Collect all lines containing the word "RIVET" from the data.
=== Input records ===
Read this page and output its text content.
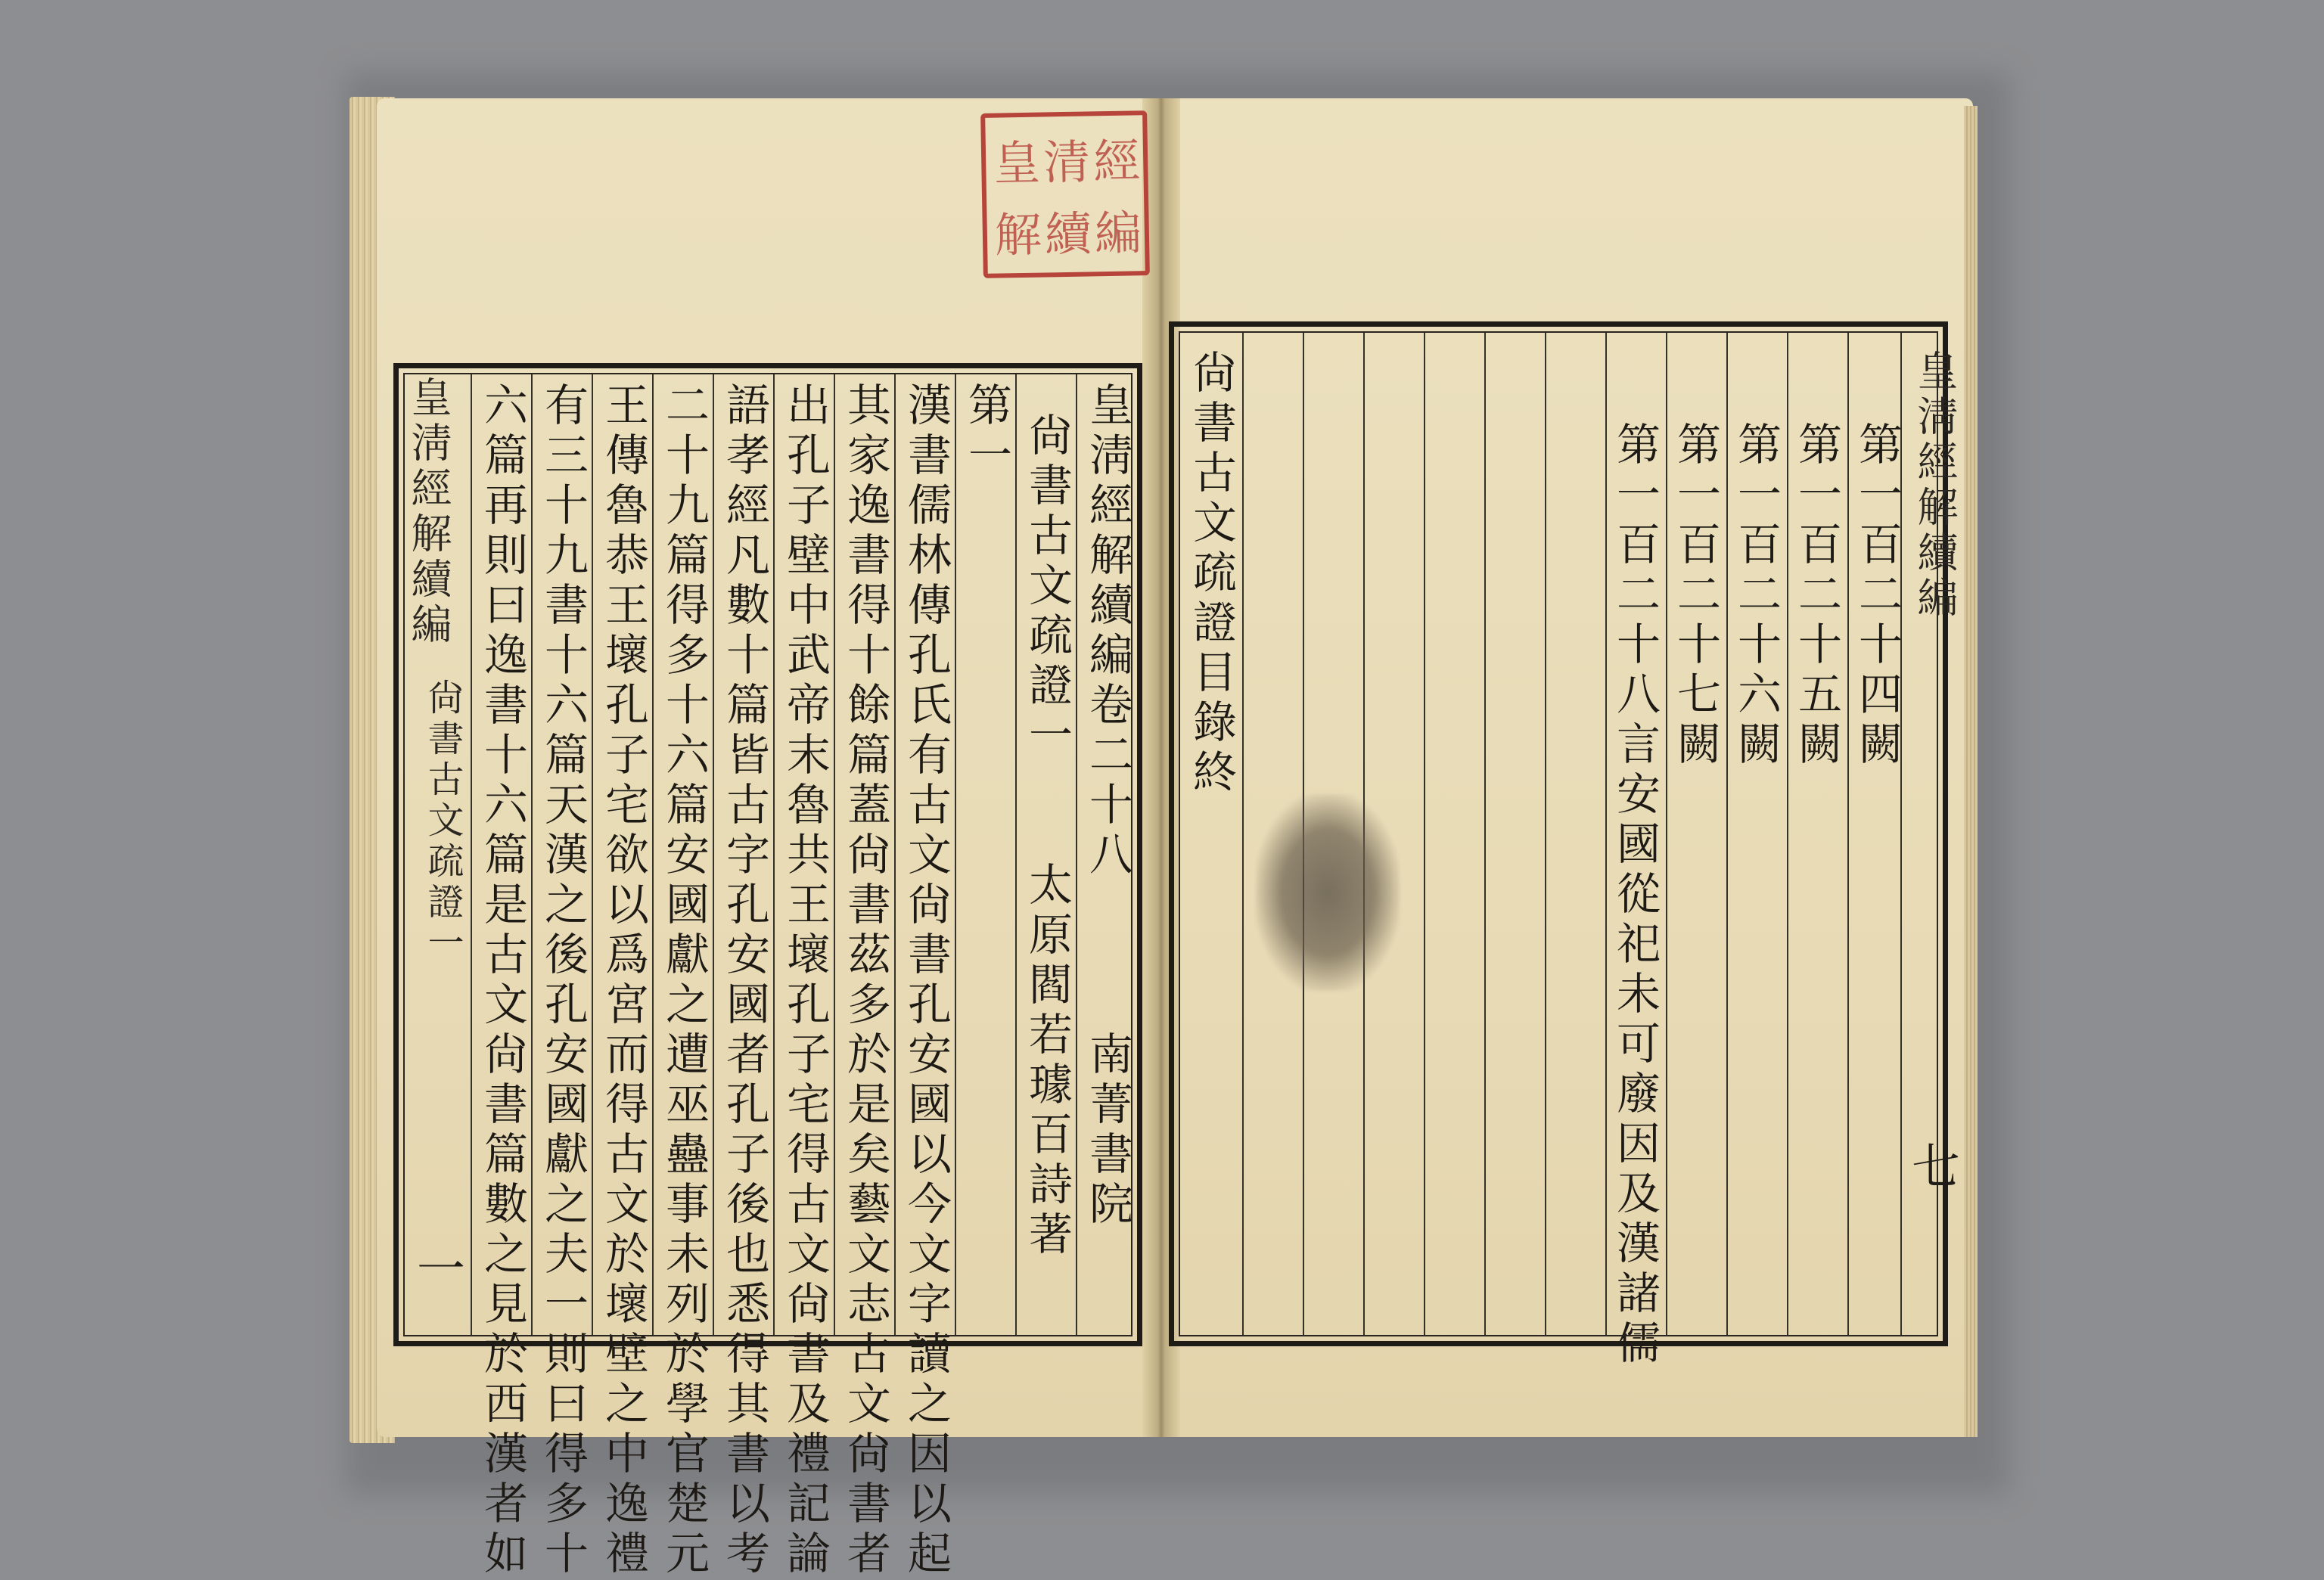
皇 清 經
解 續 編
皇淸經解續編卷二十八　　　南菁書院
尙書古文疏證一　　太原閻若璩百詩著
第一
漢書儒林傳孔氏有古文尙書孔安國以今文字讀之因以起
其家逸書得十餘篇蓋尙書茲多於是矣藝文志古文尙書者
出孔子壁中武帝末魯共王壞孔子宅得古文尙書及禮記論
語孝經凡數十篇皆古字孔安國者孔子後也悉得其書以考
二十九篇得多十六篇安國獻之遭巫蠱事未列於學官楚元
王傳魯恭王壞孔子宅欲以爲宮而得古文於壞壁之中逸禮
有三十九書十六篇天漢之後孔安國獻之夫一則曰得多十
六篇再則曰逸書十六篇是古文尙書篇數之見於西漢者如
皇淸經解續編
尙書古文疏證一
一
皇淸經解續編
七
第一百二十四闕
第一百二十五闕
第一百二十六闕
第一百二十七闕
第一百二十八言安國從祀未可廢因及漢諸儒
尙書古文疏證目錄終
===
=== Input records ===
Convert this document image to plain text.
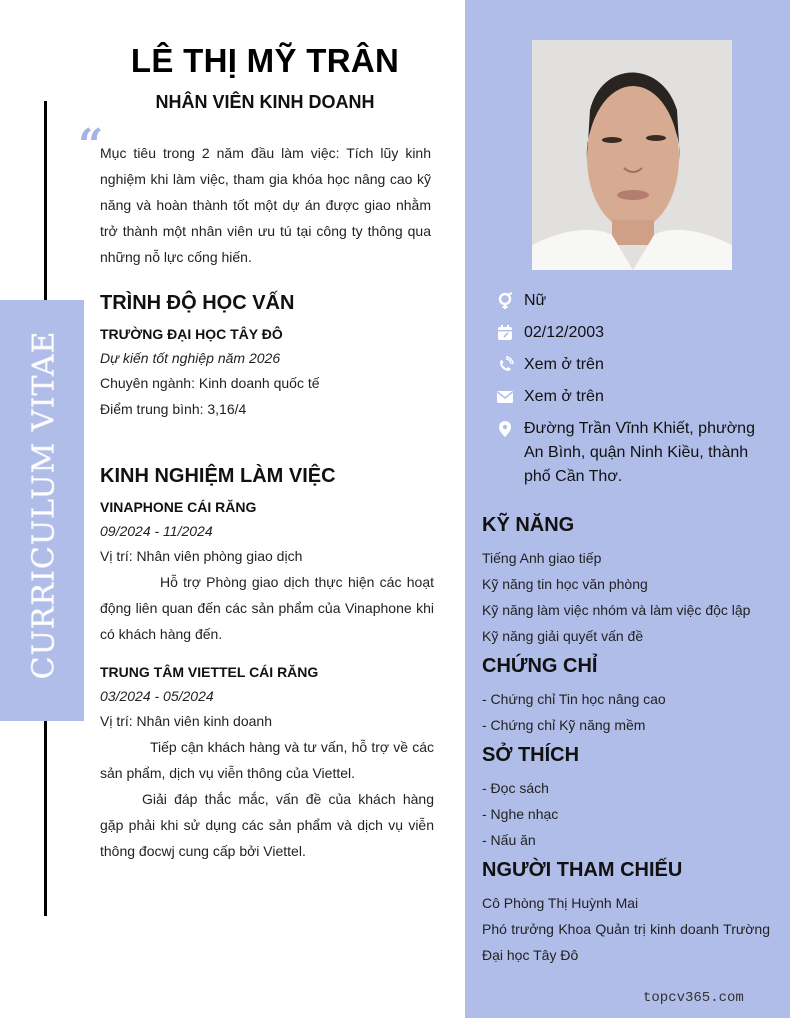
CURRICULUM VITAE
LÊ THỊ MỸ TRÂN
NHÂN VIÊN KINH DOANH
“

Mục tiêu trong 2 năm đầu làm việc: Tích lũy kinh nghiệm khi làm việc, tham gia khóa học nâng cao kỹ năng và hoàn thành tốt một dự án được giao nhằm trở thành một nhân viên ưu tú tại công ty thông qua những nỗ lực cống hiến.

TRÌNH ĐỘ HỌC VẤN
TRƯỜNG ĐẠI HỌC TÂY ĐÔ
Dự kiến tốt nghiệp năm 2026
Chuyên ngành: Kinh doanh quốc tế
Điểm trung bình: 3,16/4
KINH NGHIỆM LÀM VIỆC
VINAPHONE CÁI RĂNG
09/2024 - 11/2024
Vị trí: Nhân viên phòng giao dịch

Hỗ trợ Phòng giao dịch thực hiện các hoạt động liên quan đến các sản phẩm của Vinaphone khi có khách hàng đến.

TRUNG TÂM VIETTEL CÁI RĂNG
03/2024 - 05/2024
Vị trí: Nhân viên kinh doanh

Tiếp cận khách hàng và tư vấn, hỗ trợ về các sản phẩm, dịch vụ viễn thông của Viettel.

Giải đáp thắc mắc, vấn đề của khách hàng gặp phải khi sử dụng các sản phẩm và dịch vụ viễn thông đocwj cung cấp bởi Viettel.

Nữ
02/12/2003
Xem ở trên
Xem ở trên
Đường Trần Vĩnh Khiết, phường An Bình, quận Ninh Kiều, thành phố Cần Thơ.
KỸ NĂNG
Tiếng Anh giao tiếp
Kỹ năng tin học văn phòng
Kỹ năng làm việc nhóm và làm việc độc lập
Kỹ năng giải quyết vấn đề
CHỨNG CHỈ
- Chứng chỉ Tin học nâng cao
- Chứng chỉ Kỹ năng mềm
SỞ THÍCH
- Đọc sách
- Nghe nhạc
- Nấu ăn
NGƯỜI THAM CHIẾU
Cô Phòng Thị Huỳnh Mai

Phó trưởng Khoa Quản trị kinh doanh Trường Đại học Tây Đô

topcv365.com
===
=== Input records ===
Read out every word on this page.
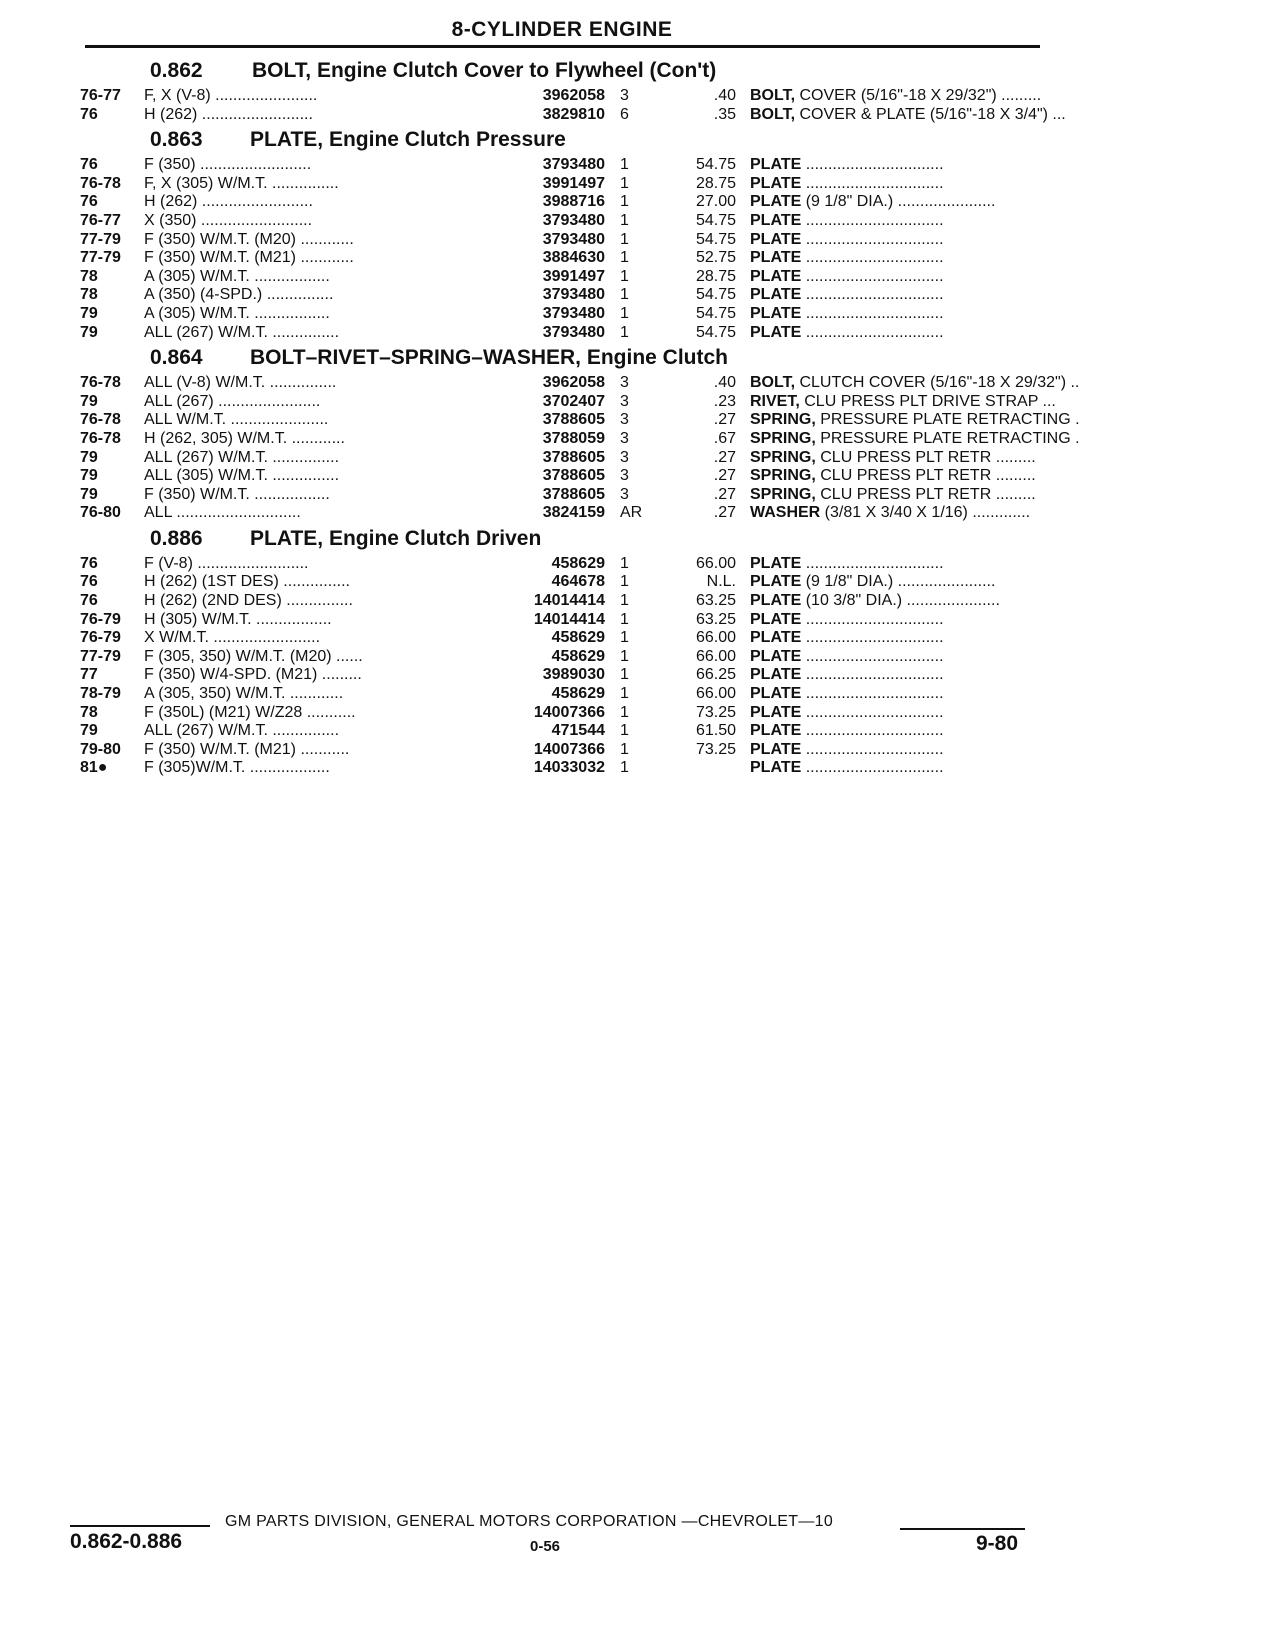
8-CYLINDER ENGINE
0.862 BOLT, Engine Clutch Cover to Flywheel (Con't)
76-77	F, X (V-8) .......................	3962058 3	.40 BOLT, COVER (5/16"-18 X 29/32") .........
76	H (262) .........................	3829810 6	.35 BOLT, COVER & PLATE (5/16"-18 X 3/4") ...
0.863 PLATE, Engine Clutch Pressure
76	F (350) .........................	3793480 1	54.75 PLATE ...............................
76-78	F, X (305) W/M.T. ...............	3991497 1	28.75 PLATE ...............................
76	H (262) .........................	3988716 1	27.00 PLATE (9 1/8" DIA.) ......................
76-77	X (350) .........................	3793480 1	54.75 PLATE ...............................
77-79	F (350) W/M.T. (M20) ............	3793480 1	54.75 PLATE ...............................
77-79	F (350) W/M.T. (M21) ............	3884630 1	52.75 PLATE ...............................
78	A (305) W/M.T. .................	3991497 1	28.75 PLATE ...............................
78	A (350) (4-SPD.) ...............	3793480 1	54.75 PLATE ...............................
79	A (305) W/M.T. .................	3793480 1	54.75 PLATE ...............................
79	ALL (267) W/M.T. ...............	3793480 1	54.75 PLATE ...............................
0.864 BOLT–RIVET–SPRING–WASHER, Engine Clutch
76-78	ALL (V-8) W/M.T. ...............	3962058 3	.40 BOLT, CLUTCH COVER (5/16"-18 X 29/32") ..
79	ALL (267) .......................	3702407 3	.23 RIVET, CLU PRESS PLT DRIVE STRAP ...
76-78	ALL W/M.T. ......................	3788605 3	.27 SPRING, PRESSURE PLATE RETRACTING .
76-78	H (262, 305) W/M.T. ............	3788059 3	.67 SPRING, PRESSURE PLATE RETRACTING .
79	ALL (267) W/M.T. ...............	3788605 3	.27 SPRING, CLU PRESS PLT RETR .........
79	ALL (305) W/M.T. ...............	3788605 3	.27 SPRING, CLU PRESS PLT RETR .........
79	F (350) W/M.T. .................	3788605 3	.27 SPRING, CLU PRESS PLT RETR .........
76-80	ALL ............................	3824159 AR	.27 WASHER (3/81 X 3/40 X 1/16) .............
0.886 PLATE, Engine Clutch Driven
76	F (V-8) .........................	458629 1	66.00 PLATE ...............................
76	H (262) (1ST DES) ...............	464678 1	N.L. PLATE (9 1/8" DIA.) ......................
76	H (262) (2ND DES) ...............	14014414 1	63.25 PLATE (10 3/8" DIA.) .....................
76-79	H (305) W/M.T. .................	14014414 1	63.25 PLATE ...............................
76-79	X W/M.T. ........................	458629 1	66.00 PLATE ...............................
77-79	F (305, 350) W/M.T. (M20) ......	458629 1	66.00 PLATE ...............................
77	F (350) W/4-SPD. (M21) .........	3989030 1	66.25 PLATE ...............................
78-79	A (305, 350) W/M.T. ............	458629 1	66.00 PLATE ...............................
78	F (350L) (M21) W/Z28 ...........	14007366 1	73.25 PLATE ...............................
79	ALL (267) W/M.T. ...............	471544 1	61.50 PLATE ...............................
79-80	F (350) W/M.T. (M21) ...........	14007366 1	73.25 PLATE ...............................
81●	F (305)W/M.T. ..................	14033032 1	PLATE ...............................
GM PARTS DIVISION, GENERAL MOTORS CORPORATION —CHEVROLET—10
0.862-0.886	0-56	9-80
===
Exercise solution:
0.864 BOLT–RIVET–SPRING–WASHER, Engine Clutch
79	ALL (267) .......................	3702407 3	.23 RIVET, CLU PRESS PLT DRIVE STRAP ...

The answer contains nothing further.